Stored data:
※

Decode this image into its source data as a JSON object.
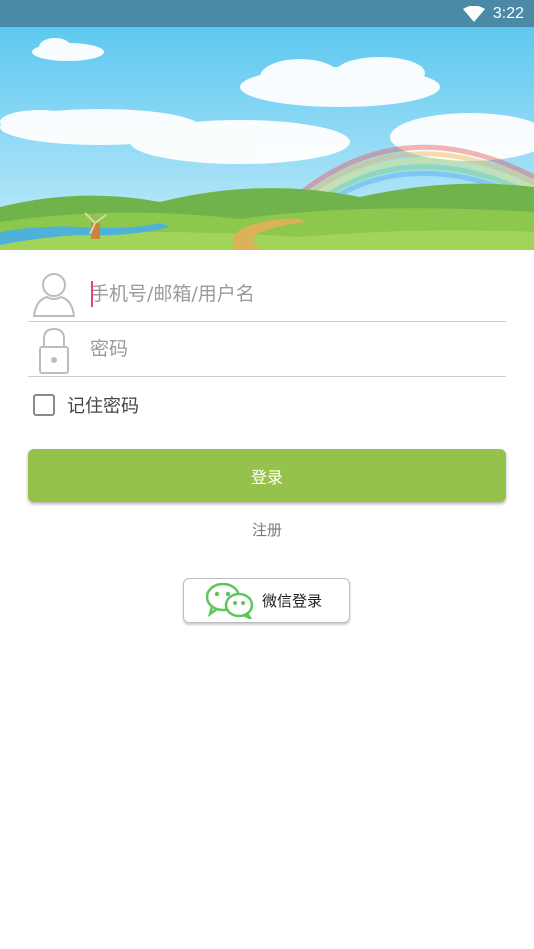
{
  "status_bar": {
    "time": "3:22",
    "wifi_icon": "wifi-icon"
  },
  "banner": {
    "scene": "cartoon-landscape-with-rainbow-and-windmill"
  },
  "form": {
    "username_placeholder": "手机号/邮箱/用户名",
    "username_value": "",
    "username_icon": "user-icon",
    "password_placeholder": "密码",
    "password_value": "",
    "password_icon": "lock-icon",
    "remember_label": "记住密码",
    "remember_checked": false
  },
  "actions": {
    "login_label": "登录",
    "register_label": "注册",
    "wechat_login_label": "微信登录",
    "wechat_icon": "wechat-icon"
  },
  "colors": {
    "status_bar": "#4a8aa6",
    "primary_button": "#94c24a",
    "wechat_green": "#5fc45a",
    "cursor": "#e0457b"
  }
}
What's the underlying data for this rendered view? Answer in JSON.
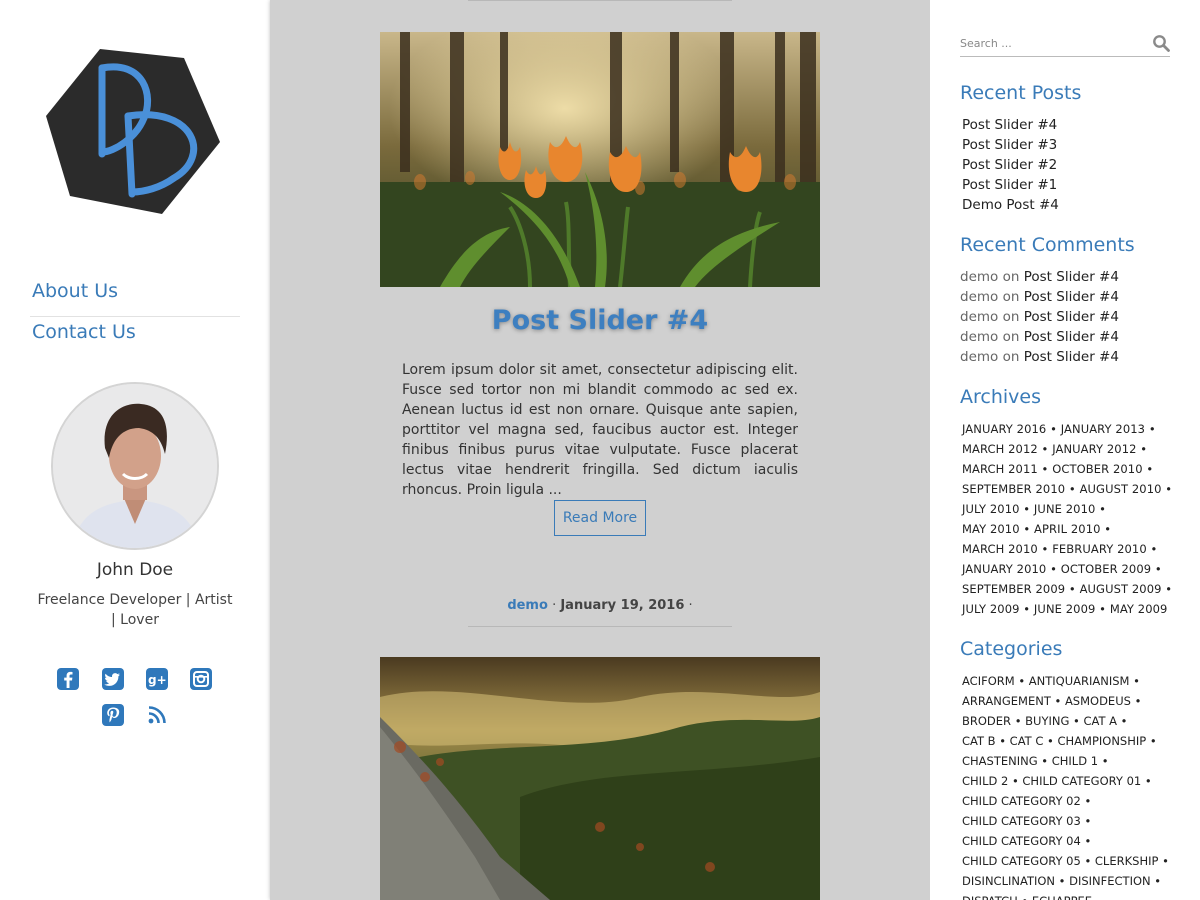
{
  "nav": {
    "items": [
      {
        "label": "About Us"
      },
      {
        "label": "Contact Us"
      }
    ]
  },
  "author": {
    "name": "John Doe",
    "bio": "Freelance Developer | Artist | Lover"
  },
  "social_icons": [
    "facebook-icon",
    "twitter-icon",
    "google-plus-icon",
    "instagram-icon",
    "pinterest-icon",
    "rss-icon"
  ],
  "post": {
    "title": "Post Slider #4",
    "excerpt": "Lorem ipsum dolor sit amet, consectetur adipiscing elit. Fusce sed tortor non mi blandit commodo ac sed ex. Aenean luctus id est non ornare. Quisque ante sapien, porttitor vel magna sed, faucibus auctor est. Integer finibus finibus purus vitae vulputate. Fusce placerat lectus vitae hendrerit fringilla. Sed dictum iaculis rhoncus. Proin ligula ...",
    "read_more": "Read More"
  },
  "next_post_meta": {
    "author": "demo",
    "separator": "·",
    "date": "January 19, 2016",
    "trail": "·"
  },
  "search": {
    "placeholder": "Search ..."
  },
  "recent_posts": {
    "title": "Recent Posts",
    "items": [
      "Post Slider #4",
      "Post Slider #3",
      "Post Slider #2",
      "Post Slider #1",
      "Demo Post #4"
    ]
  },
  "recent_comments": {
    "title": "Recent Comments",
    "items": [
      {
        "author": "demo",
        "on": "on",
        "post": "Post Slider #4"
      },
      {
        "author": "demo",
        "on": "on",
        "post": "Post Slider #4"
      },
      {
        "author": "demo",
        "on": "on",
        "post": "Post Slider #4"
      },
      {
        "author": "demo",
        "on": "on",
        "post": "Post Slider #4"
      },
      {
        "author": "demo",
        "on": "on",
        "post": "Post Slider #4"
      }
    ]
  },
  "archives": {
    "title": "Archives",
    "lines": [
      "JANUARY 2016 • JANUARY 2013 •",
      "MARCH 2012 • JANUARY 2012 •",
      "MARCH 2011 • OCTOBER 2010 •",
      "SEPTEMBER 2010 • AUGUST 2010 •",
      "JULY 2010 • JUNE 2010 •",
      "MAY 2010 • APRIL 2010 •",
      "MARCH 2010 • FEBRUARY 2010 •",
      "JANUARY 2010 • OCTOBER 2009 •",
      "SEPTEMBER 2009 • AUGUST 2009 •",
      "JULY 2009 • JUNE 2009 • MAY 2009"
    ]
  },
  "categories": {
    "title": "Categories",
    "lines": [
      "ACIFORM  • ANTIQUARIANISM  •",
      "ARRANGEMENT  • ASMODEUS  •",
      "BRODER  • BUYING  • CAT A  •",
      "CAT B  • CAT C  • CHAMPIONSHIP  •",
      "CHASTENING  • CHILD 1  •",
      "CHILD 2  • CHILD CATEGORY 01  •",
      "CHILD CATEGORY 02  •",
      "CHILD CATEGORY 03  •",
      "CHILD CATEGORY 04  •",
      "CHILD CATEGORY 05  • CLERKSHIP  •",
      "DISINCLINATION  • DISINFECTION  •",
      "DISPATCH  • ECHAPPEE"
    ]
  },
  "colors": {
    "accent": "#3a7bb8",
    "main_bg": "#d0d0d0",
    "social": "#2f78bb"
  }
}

※

TASK DESCRIPTION:
Give all the lines above again, character for character, without pictures.

RESPONSE FOR THIS EXERCISE:
Decode this image into its source data as a JSON object.
{
  "status_bar": {
    "time": "3:22",
    "wifi_icon": "wifi-icon"
  },
  "banner": {
    "scene": "cartoon-landscape-with-rainbow-and-windmill"
  },
  "form": {
    "username_placeholder": "手机号/邮箱/用户名",
    "username_value": "",
    "username_icon": "user-icon",
    "password_placeholder": "密码",
    "password_value": "",
    "password_icon": "lock-icon",
    "remember_label": "记住密码",
    "remember_checked": false
  },
  "actions": {
    "login_label": "登录",
    "register_label": "注册",
    "wechat_login_label": "微信登录",
    "wechat_icon": "wechat-icon"
  },
  "colors": {
    "status_bar": "#4a8aa6",
    "primary_button": "#94c24a",
    "wechat_green": "#5fc45a",
    "cursor": "#e0457b"
  }
}
What's the underlying data for this rendered view? Answer in JSON.
{
  "nav": {
    "items": [
      {
        "label": "About Us"
      },
      {
        "label": "Contact Us"
      }
    ]
  },
  "author": {
    "name": "John Doe",
    "bio": "Freelance Developer | Artist | Lover"
  },
  "social_icons": [
    "facebook-icon",
    "twitter-icon",
    "google-plus-icon",
    "instagram-icon",
    "pinterest-icon",
    "rss-icon"
  ],
  "post": {
    "title": "Post Slider #4",
    "excerpt": "Lorem ipsum dolor sit amet, consectetur adipiscing elit. Fusce sed tortor non mi blandit commodo ac sed ex. Aenean luctus id est non ornare. Quisque ante sapien, porttitor vel magna sed, faucibus auctor est. Integer finibus finibus purus vitae vulputate. Fusce placerat lectus vitae hendrerit fringilla. Sed dictum iaculis rhoncus. Proin ligula ...",
    "read_more": "Read More"
  },
  "next_post_meta": {
    "author": "demo",
    "separator": "·",
    "date": "January 19, 2016",
    "trail": "·"
  },
  "search": {
    "placeholder": "Search ..."
  },
  "recent_posts": {
    "title": "Recent Posts",
    "items": [
      "Post Slider #4",
      "Post Slider #3",
      "Post Slider #2",
      "Post Slider #1",
      "Demo Post #4"
    ]
  },
  "recent_comments": {
    "title": "Recent Comments",
    "items": [
      {
        "author": "demo",
        "on": "on",
        "post": "Post Slider #4"
      },
      {
        "author": "demo",
        "on": "on",
        "post": "Post Slider #4"
      },
      {
        "author": "demo",
        "on": "on",
        "post": "Post Slider #4"
      },
      {
        "author": "demo",
        "on": "on",
        "post": "Post Slider #4"
      },
      {
        "author": "demo",
        "on": "on",
        "post": "Post Slider #4"
      }
    ]
  },
  "archives": {
    "title": "Archives",
    "lines": [
      "JANUARY 2016 • JANUARY 2013 •",
      "MARCH 2012 • JANUARY 2012 •",
      "MARCH 2011 • OCTOBER 2010 •",
      "SEPTEMBER 2010 • AUGUST 2010 •",
      "JULY 2010 • JUNE 2010 •",
      "MAY 2010 • APRIL 2010 •",
      "MARCH 2010 • FEBRUARY 2010 •",
      "JANUARY 2010 • OCTOBER 2009 •",
      "SEPTEMBER 2009 • AUGUST 2009 •",
      "JULY 2009 • JUNE 2009 • MAY 2009"
    ]
  },
  "categories": {
    "title": "Categories",
    "lines": [
      "ACIFORM  • ANTIQUARIANISM  •",
      "ARRANGEMENT  • ASMODEUS  •",
      "BRODER  • BUYING  • CAT A  •",
      "CAT B  • CAT C  • CHAMPIONSHIP  •",
      "CHASTENING  • CHILD 1  •",
      "CHILD 2  • CHILD CATEGORY 01  •",
      "CHILD CATEGORY 02  •",
      "CHILD CATEGORY 03  •",
      "CHILD CATEGORY 04  •",
      "CHILD CATEGORY 05  • CLERKSHIP  •",
      "DISINCLINATION  • DISINFECTION  •",
      "DISPATCH  • ECHAPPEE"
    ]
  },
  "colors": {
    "accent": "#3a7bb8",
    "main_bg": "#d0d0d0",
    "social": "#2f78bb"
  }
}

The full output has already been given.